■ **What the task asks**
Pick up the news report on Indian organisations joining Anthropic's Project Glasswing and carry it on past its final sentence.

■ **Extracted text**
India is among the group of countries whose organisations have gained access to Anthropic’s advanced artificial intelligence cybersecurity model under the company’s expanded Project Glasswing initiative, according to sources cited by news agency PTI.
Sources familiar with the matter were quoted as saying that a handful of Indian entities from both the government and private sectors have been granted access to Claude Mythos Preview, an AI model designed to identify software vulnerabilities and strengthen cyber defences.
The number of Indian organisations currently participating remains limited.
Asked how many Indian entities have secured access to the model, sources told PTI that the figure is “in the single digit for now”.
While the sources confirmed
participation from both government agencies and private firms, they did not disclose the names of the organisations involved.
PROJECT GLASSWING EXPANDS TO MORE COUNTRIES
Project Glasswing has been described by Anthropic as a “collaborative effort to secure the world’s most important software”.
The initiative seeks to bolster cybersecurity by providing select organisations access to Claude Mythos Preview, enabling them to identify weaknesses in software systems before they can be exploited.
According to PTI, when the programme was first announced globally in April, around 50 partner organisations were given access to the model.
Anthropic said those early participants had collectively identified more than 10,000 high- or critical-severity security flaws across various codebases.
The company announced a major expansion of the programme earlier this week.
As part of the latest phase, approximately 150 additional organisations across more than 15 countries have been brought into the initiative.
PTI reported that the new group includes operators of critical infrastructure spanning sectors such as power, water, healthcare, communications and hardware.
In a statement issued on June 2, Anthropic said, “And many of the new partners are vendors – companies or non-profits that maintain codebases that are relied upon by lots of other organisations around the world, including governments.”
The company added that participating organisations are generally those where a successful cyberattack could have significant consequences for large populations.
According to PTI, Anthropic said these are organisations for which a cyber breach could have “far-reaching ramifications”, potentially affecting more than 100 million people in some instances.

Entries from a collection
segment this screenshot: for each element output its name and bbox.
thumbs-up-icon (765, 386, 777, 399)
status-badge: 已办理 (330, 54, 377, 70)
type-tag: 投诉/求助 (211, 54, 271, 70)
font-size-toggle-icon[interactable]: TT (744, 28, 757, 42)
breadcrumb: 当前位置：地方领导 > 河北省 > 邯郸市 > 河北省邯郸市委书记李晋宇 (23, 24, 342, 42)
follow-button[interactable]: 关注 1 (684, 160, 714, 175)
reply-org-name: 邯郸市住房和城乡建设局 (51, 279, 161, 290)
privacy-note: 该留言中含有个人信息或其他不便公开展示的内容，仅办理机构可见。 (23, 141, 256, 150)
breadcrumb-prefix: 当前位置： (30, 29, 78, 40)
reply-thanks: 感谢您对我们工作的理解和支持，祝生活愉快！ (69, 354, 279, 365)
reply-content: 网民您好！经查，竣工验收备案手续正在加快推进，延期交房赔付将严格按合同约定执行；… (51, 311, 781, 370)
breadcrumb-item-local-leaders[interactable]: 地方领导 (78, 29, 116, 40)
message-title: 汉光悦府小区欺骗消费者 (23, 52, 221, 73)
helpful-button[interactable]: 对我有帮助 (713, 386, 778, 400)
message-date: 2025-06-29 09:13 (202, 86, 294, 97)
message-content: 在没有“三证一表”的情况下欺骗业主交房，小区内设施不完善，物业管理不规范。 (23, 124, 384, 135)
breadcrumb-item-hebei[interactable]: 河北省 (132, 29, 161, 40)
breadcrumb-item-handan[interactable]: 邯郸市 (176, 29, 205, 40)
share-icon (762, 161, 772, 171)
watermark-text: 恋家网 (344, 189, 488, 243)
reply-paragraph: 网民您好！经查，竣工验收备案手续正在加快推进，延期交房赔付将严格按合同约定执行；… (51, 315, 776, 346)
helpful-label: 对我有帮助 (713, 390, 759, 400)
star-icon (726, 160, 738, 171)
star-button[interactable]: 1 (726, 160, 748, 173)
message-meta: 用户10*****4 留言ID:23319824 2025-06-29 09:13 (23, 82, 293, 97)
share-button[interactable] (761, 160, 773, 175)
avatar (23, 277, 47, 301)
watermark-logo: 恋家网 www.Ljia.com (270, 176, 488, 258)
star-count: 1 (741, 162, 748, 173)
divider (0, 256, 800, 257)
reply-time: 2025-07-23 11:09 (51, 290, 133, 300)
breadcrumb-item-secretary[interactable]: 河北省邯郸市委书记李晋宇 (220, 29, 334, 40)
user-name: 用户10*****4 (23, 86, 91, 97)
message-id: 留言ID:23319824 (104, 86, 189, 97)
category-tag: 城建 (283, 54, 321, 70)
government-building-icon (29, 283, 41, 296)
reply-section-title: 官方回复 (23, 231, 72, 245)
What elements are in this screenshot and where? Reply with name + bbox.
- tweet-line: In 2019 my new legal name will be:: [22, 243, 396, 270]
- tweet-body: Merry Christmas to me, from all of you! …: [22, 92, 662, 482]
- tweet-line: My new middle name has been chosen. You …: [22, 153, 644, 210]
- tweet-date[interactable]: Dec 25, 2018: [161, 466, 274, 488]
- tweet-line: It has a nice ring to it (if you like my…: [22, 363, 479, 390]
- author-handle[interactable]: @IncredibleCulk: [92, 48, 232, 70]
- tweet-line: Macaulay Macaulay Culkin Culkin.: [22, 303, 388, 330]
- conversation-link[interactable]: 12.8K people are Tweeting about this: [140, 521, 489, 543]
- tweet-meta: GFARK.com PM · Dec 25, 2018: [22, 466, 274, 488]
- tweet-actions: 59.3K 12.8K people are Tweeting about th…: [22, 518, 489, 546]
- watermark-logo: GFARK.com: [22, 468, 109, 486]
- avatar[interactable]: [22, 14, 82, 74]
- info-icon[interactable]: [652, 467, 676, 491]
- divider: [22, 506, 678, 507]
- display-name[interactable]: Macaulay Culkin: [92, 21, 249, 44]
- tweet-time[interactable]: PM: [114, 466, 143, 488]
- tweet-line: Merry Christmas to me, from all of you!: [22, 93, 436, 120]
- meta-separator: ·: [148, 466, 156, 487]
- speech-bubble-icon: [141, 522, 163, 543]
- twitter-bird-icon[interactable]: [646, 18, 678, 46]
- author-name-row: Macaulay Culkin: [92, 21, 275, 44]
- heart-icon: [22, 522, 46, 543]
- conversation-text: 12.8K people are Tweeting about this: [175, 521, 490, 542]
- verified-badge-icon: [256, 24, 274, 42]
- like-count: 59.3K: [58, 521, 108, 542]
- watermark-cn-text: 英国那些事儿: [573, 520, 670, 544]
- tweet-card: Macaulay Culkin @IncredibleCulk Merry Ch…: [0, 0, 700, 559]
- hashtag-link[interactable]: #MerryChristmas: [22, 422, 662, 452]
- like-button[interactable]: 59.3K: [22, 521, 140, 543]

■ **Exercise output**
The access is expected to help participating entities identify vulnerabilities in digital infrastructure, evaluate cyber defences and speed up efforts to patch vulnerable software systems.
COMPANY CALLS FOR CAUTION ON AI ADVANCEMENT
Alongside the expansion of its cybersecurity initiative, Anthropic has also raised concerns about the rapid pace of artificial intelligence development.
In a recent blog post titled “When AI Builds Itself”, the company argued that policymakers and AI developers should preserve the option of slowing down or temporarily pausing frontier AI development if necessary.
“We believe it would be good for the world to have the option to slow or temporarily pause frontier AI development to enable societal structures and alignment research to keep up with the advances of the technology,” Anthropic said in the blog post, as quoted by PTI.
The company warned that increasingly capable AI systems may eventually acquire the ability to accelerate their own development at a pace that exceeds human oversight.
Separately, ANI reported on June 5 that Anthropic had warned that the evolution of artificial intelligence is approaching a stage where AI systems could potentially design and develop their own successors.
In a report cited by ANI, the San Francisco-based company said it is already “delegating a growing share of AI development to AI systems themselves, which is speeding up our work”.
“Taken far enough, and given enough compute, that trend points to an AI system capable of fully autonomously designing and developing its own successor,” Anthropic said, according to ANI.